Given task.
Go through the entries and say how many lines contain the string "this". The number is the whole answer.

Given records.
● ● ●
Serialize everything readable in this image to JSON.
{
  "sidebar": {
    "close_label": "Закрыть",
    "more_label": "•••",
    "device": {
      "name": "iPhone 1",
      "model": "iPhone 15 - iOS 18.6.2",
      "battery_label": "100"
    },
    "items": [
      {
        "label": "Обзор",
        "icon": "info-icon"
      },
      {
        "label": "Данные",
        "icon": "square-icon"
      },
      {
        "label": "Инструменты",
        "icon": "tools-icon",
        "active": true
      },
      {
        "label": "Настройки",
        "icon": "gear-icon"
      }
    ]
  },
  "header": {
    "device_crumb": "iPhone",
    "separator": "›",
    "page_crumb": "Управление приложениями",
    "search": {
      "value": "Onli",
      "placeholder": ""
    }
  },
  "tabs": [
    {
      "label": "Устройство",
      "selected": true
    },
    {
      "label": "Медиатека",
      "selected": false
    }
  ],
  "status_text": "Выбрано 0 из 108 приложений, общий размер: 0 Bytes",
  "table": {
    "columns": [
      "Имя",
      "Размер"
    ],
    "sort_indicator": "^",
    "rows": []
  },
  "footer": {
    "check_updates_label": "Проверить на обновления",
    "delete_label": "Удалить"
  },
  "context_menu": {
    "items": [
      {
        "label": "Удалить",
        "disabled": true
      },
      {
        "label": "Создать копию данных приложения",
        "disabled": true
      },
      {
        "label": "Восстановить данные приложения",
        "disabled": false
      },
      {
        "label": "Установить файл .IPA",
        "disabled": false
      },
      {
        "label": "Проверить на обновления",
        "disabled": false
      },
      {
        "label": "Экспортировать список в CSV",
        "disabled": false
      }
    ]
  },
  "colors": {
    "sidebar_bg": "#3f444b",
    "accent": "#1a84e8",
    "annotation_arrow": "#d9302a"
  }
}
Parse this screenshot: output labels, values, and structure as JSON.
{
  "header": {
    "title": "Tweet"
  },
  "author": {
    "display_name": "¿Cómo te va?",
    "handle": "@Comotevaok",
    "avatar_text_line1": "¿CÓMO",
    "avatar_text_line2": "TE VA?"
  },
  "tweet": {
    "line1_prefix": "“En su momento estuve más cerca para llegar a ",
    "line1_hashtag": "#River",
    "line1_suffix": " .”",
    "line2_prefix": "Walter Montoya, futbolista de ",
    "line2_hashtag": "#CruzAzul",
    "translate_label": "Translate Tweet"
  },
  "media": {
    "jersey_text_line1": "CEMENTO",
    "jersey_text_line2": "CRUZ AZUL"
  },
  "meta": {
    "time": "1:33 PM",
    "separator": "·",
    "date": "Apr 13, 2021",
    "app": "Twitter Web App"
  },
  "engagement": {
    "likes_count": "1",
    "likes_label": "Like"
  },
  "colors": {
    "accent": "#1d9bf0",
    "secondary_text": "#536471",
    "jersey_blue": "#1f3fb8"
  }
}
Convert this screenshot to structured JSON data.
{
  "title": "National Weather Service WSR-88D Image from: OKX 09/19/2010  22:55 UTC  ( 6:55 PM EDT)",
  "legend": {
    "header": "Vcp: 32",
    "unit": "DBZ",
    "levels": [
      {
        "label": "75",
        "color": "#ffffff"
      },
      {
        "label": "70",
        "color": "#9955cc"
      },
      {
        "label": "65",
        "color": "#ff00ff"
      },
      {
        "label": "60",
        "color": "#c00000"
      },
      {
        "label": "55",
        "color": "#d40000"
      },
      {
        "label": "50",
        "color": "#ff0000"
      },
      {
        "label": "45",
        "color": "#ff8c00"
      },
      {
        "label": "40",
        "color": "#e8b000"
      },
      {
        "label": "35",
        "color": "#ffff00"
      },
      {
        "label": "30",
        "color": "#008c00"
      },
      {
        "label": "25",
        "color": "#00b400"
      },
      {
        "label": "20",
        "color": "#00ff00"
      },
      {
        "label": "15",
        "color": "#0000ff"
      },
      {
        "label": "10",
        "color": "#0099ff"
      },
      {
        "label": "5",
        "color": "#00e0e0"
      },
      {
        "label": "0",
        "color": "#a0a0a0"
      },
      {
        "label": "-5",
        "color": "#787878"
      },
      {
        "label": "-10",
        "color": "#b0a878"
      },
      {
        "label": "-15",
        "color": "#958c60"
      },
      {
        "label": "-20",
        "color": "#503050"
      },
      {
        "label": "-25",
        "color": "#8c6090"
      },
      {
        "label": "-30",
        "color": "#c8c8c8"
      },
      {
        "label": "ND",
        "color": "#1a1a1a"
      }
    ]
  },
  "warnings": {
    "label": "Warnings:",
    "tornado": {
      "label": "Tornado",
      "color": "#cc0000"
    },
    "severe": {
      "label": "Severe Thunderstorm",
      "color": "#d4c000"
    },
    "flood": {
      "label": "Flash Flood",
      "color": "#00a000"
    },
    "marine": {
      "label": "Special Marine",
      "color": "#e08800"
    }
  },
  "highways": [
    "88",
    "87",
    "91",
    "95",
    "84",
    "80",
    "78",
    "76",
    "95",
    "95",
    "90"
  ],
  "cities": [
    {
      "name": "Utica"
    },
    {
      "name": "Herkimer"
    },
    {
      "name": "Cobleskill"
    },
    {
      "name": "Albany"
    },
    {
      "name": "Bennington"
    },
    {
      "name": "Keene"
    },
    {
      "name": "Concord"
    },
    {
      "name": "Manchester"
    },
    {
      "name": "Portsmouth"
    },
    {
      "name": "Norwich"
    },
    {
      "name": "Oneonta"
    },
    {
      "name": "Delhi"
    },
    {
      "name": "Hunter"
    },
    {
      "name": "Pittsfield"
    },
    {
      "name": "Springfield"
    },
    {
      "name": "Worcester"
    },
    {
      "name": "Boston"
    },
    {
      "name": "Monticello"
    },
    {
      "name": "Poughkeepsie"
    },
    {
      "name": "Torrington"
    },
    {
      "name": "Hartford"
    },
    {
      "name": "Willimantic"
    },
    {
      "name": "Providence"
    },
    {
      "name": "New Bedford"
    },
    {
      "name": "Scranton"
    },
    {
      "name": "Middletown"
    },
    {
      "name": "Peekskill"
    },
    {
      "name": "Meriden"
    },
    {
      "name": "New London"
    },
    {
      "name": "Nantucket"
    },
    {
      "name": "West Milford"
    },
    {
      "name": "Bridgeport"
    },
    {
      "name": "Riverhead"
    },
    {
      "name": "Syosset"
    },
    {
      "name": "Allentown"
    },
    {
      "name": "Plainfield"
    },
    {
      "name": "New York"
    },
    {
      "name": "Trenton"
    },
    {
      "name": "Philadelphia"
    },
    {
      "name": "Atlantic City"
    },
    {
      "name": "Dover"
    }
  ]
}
● ● ●
The answer.
3